------ Dataset records ------

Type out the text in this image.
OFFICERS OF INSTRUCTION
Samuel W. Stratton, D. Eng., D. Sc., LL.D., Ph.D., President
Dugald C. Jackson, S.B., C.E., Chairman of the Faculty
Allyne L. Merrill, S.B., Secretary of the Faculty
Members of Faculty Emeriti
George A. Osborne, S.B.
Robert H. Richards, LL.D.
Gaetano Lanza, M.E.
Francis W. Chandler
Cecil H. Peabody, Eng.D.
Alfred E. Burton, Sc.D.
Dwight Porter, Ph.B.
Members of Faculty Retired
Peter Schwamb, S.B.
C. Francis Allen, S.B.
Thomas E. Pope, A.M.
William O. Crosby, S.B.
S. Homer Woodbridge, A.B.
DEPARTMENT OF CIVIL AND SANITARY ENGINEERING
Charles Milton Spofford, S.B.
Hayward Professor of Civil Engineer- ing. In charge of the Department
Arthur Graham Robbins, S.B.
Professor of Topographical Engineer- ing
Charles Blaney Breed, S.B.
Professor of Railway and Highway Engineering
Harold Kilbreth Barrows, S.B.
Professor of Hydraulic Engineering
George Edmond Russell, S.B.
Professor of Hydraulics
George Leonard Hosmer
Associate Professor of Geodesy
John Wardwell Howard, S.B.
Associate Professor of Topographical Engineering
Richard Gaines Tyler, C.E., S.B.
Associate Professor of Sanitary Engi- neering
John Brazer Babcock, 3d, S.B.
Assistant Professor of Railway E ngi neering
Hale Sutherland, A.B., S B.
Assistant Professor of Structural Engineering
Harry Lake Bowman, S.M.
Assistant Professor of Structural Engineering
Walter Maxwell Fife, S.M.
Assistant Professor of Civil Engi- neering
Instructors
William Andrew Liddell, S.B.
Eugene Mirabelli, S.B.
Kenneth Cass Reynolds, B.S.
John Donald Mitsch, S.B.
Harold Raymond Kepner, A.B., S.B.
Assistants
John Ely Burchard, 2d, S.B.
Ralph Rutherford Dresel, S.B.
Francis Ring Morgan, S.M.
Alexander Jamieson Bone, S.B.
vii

------
------ Dataset records ------

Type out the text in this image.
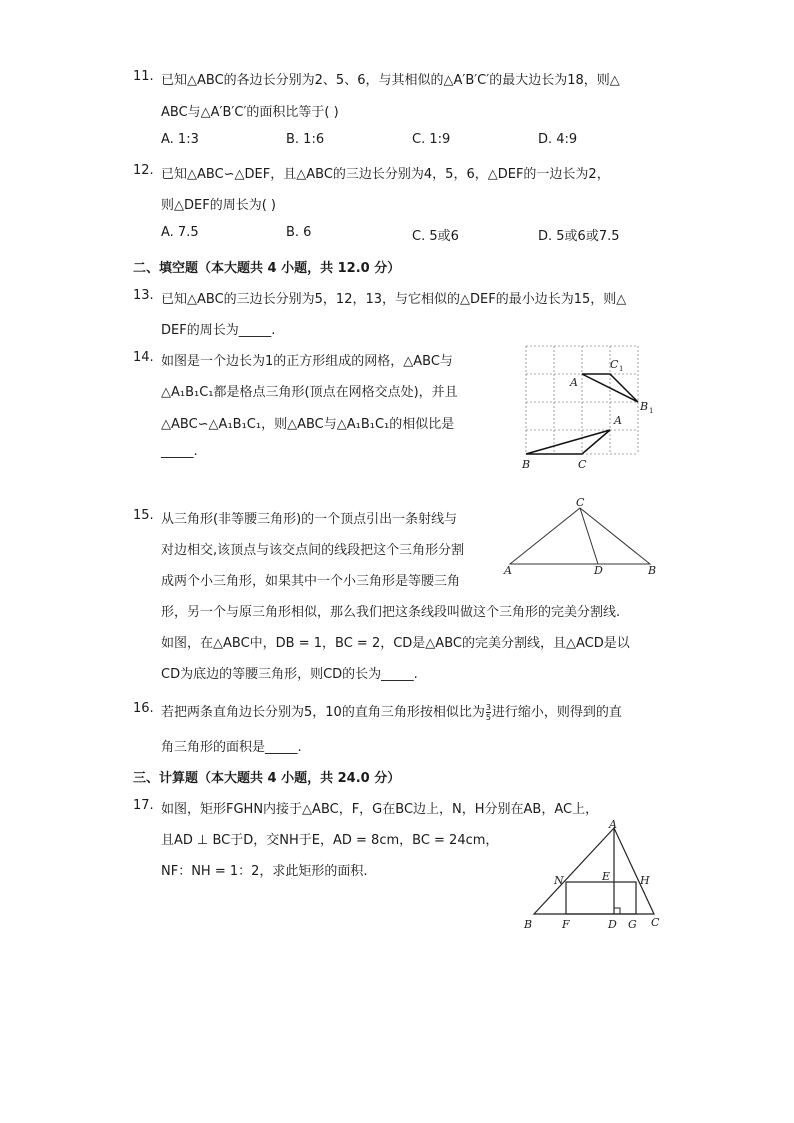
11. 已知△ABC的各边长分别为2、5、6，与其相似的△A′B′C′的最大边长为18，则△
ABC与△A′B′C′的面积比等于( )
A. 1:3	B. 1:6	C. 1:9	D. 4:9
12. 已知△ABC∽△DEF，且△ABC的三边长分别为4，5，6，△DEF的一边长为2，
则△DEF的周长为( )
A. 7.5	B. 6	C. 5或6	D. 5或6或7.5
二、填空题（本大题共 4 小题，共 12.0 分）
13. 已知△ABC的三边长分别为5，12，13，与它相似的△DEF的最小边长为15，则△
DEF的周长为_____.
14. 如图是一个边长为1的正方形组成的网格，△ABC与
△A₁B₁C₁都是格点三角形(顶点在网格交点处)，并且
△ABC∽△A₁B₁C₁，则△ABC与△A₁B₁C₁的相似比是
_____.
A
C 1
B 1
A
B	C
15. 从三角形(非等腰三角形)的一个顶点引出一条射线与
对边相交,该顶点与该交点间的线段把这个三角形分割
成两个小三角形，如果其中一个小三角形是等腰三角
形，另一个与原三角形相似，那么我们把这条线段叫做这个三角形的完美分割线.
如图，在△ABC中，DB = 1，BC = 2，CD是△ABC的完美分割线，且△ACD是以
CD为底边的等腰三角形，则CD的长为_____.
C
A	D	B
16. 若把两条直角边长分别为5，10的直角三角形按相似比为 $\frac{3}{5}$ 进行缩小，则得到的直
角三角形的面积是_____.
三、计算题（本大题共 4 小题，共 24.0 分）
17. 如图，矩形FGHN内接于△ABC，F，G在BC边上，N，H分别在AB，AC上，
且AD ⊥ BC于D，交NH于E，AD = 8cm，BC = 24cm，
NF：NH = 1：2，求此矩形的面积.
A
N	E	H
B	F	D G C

------

| Given exercise |
Of the lines in this listing, how many contain "George"? Reply with the number and nothing more.

| Output of the exercise |
3